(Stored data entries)
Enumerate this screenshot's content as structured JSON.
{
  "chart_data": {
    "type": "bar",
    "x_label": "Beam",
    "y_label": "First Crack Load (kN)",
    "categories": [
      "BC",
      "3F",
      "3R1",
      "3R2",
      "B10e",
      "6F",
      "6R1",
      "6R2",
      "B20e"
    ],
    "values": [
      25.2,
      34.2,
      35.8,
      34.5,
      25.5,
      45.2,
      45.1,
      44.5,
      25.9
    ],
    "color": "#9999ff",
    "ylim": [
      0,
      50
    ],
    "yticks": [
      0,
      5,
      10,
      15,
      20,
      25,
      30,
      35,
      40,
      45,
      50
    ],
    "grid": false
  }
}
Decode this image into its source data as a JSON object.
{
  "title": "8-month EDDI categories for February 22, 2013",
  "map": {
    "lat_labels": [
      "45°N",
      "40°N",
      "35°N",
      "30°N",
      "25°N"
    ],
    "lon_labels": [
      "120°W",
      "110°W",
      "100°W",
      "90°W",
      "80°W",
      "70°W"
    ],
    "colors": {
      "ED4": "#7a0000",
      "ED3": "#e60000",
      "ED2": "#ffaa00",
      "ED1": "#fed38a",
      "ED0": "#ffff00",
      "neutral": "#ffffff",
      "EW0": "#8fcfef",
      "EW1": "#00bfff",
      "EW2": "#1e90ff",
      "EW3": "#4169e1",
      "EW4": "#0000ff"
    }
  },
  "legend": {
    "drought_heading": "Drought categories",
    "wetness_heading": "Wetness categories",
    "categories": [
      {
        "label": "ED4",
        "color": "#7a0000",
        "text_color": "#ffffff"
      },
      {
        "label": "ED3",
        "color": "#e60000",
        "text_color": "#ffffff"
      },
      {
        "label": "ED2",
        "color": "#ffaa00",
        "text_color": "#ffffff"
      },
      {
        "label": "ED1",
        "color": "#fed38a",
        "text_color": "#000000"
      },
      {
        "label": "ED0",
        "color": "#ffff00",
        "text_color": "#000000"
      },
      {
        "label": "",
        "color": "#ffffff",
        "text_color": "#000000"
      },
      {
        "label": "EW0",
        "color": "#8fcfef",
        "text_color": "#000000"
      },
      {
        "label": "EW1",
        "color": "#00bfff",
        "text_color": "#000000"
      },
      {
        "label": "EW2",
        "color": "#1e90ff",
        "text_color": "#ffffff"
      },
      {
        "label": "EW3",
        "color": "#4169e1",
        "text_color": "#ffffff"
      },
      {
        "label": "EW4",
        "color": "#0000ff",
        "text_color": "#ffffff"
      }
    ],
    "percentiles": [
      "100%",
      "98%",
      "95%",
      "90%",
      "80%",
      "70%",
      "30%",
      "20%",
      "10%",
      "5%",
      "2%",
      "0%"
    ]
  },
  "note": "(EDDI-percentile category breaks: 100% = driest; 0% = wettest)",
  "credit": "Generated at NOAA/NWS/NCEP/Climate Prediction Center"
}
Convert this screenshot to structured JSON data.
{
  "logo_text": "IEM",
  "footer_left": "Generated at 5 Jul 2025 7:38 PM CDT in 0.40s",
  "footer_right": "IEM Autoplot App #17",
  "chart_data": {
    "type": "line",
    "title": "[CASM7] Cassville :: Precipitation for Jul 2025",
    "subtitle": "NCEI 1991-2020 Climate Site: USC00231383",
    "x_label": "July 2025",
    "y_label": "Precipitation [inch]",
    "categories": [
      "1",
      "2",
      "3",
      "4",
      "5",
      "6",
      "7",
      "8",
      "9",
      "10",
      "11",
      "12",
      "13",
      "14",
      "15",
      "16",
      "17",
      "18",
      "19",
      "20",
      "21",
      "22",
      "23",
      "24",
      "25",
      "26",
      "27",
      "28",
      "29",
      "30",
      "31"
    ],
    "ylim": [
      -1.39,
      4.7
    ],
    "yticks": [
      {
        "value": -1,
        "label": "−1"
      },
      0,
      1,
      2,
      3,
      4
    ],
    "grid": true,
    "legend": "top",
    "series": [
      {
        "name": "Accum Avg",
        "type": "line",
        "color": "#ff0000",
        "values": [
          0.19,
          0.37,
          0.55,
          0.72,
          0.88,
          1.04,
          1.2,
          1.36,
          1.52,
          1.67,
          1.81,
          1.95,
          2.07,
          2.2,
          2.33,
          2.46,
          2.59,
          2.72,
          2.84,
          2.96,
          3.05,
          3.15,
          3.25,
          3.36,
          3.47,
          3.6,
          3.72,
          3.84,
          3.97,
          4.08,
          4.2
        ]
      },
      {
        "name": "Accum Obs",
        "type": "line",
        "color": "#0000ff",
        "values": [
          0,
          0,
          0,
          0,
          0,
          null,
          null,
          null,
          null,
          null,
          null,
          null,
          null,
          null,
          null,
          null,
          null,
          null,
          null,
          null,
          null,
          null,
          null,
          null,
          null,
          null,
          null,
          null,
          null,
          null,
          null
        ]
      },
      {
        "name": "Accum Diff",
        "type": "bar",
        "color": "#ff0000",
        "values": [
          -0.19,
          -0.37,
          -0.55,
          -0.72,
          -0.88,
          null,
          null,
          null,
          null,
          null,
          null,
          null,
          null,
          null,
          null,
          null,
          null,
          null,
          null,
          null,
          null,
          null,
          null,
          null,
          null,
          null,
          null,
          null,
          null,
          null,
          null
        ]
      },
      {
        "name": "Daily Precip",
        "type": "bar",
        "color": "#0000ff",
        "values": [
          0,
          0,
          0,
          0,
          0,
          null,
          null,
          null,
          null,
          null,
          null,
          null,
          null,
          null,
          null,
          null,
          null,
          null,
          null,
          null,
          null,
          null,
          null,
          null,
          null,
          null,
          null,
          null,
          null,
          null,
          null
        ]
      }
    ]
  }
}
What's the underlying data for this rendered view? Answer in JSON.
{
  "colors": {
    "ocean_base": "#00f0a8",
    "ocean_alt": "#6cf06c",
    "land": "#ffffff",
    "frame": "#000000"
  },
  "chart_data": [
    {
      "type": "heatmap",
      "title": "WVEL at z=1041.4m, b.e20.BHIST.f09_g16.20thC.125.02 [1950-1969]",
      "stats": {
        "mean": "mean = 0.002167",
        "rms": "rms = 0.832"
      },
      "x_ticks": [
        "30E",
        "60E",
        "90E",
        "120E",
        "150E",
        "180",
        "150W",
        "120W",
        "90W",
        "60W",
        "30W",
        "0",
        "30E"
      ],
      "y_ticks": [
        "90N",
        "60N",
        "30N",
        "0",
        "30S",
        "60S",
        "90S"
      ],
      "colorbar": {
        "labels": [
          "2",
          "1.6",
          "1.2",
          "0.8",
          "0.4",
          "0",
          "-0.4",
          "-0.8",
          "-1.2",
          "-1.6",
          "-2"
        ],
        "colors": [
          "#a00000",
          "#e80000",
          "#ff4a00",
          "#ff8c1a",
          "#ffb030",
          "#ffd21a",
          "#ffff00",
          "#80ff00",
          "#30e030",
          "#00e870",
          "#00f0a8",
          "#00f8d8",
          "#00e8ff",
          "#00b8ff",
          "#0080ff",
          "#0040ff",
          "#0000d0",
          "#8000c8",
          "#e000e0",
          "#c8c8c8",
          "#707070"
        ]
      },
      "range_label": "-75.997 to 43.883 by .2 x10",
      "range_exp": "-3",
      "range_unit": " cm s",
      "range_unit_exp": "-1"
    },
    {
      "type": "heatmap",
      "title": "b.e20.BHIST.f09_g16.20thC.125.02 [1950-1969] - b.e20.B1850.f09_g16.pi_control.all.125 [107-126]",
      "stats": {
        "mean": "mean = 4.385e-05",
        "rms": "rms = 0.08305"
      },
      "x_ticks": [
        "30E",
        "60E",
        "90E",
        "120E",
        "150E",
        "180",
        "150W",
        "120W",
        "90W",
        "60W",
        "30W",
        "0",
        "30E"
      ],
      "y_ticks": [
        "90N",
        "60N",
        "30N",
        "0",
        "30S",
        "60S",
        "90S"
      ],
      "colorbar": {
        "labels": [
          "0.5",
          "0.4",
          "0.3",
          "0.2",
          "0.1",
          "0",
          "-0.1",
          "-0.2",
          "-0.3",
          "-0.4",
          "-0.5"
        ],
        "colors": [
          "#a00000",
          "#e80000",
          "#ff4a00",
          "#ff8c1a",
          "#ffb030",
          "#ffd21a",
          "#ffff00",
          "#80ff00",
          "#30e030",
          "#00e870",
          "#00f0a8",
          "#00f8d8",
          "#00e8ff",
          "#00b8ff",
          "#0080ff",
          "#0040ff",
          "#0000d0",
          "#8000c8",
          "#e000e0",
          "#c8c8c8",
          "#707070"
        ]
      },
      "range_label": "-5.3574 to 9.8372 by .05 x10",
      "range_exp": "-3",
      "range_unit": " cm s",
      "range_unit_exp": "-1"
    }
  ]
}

Problem description: Only lines with "mean" are wanted here; list each of them.

Complete output:
        "mean": "mean = 0.002167",
        "mean": "mean = 4.385e-05",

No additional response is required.